*** DATA FOR PROCESSING ***

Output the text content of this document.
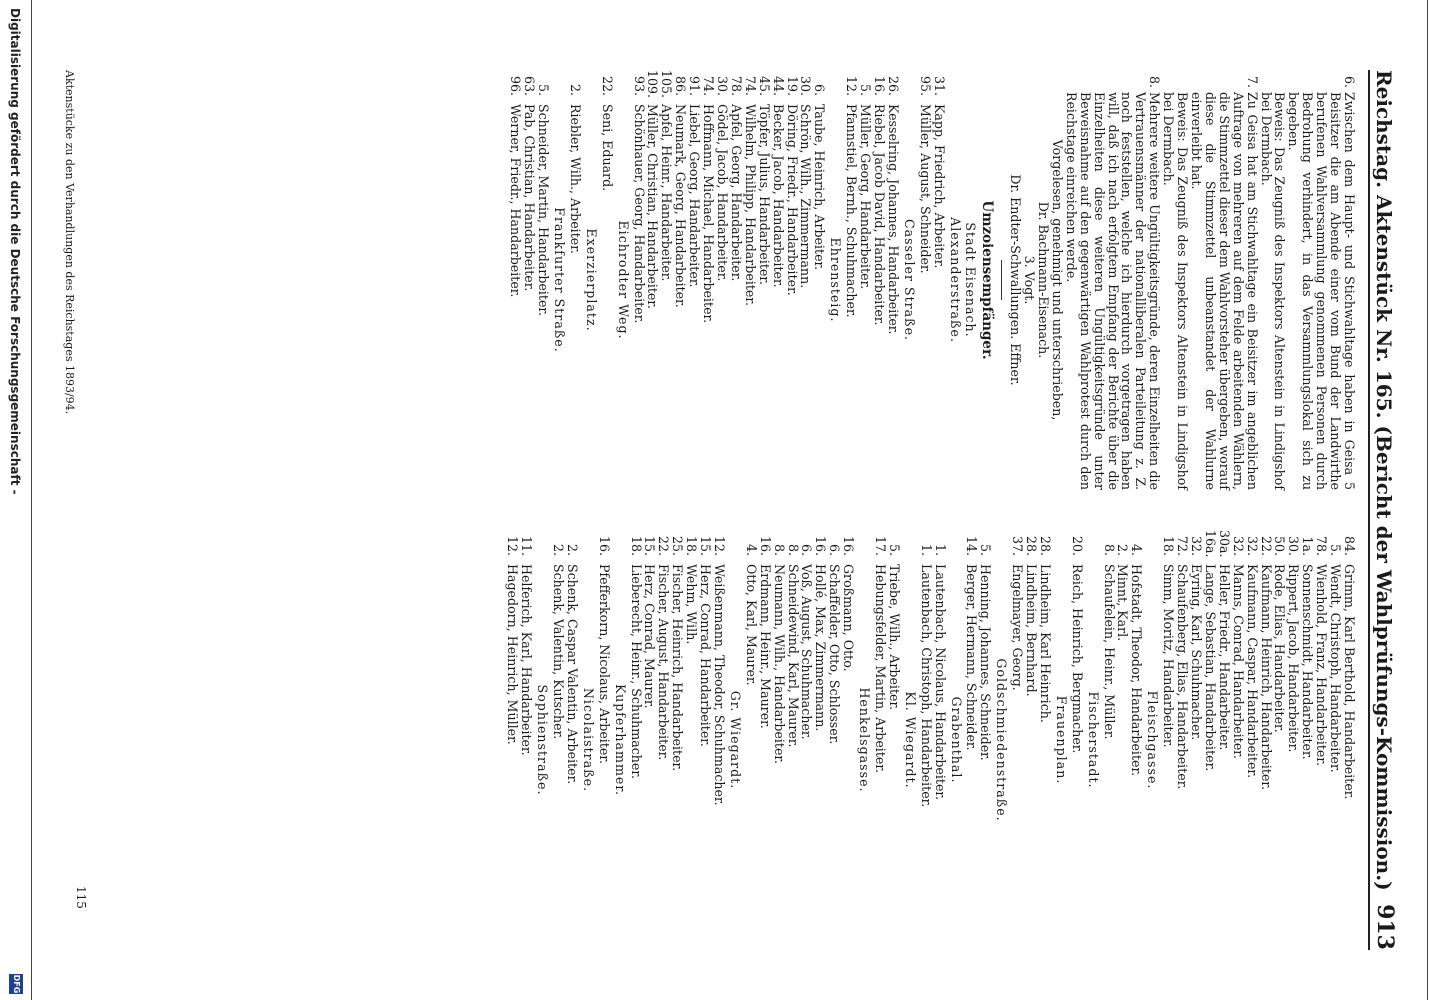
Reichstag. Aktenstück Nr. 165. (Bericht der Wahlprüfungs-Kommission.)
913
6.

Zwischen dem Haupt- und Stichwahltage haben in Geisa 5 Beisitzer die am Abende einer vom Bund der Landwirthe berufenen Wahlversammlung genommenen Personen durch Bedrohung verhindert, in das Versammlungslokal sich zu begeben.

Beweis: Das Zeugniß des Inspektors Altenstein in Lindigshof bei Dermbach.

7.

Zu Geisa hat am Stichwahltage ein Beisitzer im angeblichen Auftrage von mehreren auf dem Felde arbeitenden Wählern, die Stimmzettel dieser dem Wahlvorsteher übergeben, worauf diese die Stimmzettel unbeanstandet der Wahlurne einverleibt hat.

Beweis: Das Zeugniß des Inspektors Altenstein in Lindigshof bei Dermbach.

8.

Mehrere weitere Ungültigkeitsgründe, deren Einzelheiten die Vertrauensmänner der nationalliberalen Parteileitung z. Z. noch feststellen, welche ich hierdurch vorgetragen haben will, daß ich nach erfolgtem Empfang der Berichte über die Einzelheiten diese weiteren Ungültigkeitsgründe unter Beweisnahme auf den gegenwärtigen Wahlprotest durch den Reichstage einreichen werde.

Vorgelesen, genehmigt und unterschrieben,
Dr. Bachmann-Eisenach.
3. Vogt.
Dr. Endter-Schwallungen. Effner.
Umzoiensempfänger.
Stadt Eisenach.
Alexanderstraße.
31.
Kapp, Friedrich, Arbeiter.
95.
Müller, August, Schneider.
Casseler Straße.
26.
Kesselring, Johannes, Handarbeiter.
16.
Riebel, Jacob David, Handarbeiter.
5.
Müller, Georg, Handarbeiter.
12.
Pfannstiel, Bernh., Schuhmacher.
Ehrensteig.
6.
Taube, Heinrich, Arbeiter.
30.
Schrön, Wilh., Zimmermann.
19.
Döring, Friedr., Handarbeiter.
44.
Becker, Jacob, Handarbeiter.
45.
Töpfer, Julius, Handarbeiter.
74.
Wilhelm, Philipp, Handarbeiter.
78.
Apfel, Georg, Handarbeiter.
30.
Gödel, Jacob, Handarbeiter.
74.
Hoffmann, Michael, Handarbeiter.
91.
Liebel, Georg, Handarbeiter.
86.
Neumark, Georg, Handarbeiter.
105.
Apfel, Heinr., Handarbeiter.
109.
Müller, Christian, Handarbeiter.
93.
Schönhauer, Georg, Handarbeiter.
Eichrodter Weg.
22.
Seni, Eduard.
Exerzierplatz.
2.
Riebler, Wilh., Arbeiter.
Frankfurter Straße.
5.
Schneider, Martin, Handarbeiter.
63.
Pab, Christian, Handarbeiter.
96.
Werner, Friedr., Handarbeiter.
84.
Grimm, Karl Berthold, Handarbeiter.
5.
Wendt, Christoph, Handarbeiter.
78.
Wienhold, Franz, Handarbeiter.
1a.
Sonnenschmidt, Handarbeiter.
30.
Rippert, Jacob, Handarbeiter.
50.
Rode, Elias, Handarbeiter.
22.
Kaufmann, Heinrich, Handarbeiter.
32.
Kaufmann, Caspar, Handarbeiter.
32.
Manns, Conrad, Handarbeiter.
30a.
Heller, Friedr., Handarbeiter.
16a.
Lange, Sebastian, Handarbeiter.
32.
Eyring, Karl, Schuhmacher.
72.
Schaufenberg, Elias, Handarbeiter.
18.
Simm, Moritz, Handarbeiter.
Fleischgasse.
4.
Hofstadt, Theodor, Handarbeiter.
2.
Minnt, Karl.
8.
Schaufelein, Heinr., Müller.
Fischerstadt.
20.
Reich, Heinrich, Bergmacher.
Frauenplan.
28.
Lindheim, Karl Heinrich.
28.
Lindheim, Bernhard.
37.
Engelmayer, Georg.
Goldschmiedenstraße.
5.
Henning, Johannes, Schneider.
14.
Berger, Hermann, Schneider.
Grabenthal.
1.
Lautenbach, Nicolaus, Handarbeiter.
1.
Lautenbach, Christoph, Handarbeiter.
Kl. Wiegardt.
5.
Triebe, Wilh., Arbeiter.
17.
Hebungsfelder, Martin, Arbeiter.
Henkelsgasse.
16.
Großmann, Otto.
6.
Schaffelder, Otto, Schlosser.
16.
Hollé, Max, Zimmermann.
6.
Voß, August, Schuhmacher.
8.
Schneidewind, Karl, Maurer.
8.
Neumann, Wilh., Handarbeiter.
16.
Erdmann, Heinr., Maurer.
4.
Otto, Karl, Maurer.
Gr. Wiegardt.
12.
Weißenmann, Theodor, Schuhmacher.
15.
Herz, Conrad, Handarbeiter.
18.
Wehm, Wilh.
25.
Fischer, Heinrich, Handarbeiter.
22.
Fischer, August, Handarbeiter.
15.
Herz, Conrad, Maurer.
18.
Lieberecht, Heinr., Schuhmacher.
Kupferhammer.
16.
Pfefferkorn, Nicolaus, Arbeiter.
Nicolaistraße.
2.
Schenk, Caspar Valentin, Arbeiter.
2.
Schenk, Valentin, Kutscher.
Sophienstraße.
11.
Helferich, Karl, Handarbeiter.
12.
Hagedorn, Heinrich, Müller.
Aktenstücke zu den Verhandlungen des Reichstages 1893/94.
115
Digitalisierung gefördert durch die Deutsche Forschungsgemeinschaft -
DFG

*** End of DATA FOR PROCESSING ***

## YOUR TASK:
Give the data again word for word, without images.

## WRITTEN SOLUTION:
Output the text content of this document.
Reichstag. Aktenstück Nr. 165. (Bericht der Wahlprüfungs-Kommission.)
913
6.

Zwischen dem Haupt- und Stichwahltage haben in Geisa 5 Beisitzer die am Abende einer vom Bund der Landwirthe berufenen Wahlversammlung genommenen Personen durch Bedrohung verhindert, in das Versammlungslokal sich zu begeben.

Beweis: Das Zeugniß des Inspektors Altenstein in Lindigshof bei Dermbach.

7.

Zu Geisa hat am Stichwahltage ein Beisitzer im angeblichen Auftrage von mehreren auf dem Felde arbeitenden Wählern, die Stimmzettel dieser dem Wahlvorsteher übergeben, worauf diese die Stimmzettel unbeanstandet der Wahlurne einverleibt hat.

Beweis: Das Zeugniß des Inspektors Altenstein in Lindigshof bei Dermbach.

8.

Mehrere weitere Ungültigkeitsgründe, deren Einzelheiten die Vertrauensmänner der nationalliberalen Parteileitung z. Z. noch feststellen, welche ich hierdurch vorgetragen haben will, daß ich nach erfolgtem Empfang der Berichte über die Einzelheiten diese weiteren Ungültigkeitsgründe unter Beweisnahme auf den gegenwärtigen Wahlprotest durch den Reichstage einreichen werde.

Vorgelesen, genehmigt und unterschrieben,
Dr. Bachmann-Eisenach.
3. Vogt.
Dr. Endter-Schwallungen. Effner.
Umzoiensempfänger.
Stadt Eisenach.
Alexanderstraße.
31.
Kapp, Friedrich, Arbeiter.
95.
Müller, August, Schneider.
Casseler Straße.
26.
Kesselring, Johannes, Handarbeiter.
16.
Riebel, Jacob David, Handarbeiter.
5.
Müller, Georg, Handarbeiter.
12.
Pfannstiel, Bernh., Schuhmacher.
Ehrensteig.
6.
Taube, Heinrich, Arbeiter.
30.
Schrön, Wilh., Zimmermann.
19.
Döring, Friedr., Handarbeiter.
44.
Becker, Jacob, Handarbeiter.
45.
Töpfer, Julius, Handarbeiter.
74.
Wilhelm, Philipp, Handarbeiter.
78.
Apfel, Georg, Handarbeiter.
30.
Gödel, Jacob, Handarbeiter.
74.
Hoffmann, Michael, Handarbeiter.
91.
Liebel, Georg, Handarbeiter.
86.
Neumark, Georg, Handarbeiter.
105.
Apfel, Heinr., Handarbeiter.
109.
Müller, Christian, Handarbeiter.
93.
Schönhauer, Georg, Handarbeiter.
Eichrodter Weg.
22.
Seni, Eduard.
Exerzierplatz.
2.
Riebler, Wilh., Arbeiter.
Frankfurter Straße.
5.
Schneider, Martin, Handarbeiter.
63.
Pab, Christian, Handarbeiter.
96.
Werner, Friedr., Handarbeiter.
84.
Grimm, Karl Berthold, Handarbeiter.
5.
Wendt, Christoph, Handarbeiter.
78.
Wienhold, Franz, Handarbeiter.
1a.
Sonnenschmidt, Handarbeiter.
30.
Rippert, Jacob, Handarbeiter.
50.
Rode, Elias, Handarbeiter.
22.
Kaufmann, Heinrich, Handarbeiter.
32.
Kaufmann, Caspar, Handarbeiter.
32.
Manns, Conrad, Handarbeiter.
30a.
Heller, Friedr., Handarbeiter.
16a.
Lange, Sebastian, Handarbeiter.
32.
Eyring, Karl, Schuhmacher.
72.
Schaufenberg, Elias, Handarbeiter.
18.
Simm, Moritz, Handarbeiter.
Fleischgasse.
4.
Hofstadt, Theodor, Handarbeiter.
2.
Minnt, Karl.
8.
Schaufelein, Heinr., Müller.
Fischerstadt.
20.
Reich, Heinrich, Bergmacher.
Frauenplan.
28.
Lindheim, Karl Heinrich.
28.
Lindheim, Bernhard.
37.
Engelmayer, Georg.
Goldschmiedenstraße.
5.
Henning, Johannes, Schneider.
14.
Berger, Hermann, Schneider.
Grabenthal.
1.
Lautenbach, Nicolaus, Handarbeiter.
1.
Lautenbach, Christoph, Handarbeiter.
Kl. Wiegardt.
5.
Triebe, Wilh., Arbeiter.
17.
Hebungsfelder, Martin, Arbeiter.
Henkelsgasse.
16.
Großmann, Otto.
6.
Schaffelder, Otto, Schlosser.
16.
Hollé, Max, Zimmermann.
6.
Voß, August, Schuhmacher.
8.
Schneidewind, Karl, Maurer.
8.
Neumann, Wilh., Handarbeiter.
16.
Erdmann, Heinr., Maurer.
4.
Otto, Karl, Maurer.
Gr. Wiegardt.
12.
Weißenmann, Theodor, Schuhmacher.
15.
Herz, Conrad, Handarbeiter.
18.
Wehm, Wilh.
25.
Fischer, Heinrich, Handarbeiter.
22.
Fischer, August, Handarbeiter.
15.
Herz, Conrad, Maurer.
18.
Lieberecht, Heinr., Schuhmacher.
Kupferhammer.
16.
Pfefferkorn, Nicolaus, Arbeiter.
Nicolaistraße.
2.
Schenk, Caspar Valentin, Arbeiter.
2.
Schenk, Valentin, Kutscher.
Sophienstraße.
11.
Helferich, Karl, Handarbeiter.
12.
Hagedorn, Heinrich, Müller.
Aktenstücke zu den Verhandlungen des Reichstages 1893/94.
115
Digitalisierung gefördert durch die Deutsche Forschungsgemeinschaft -
DFG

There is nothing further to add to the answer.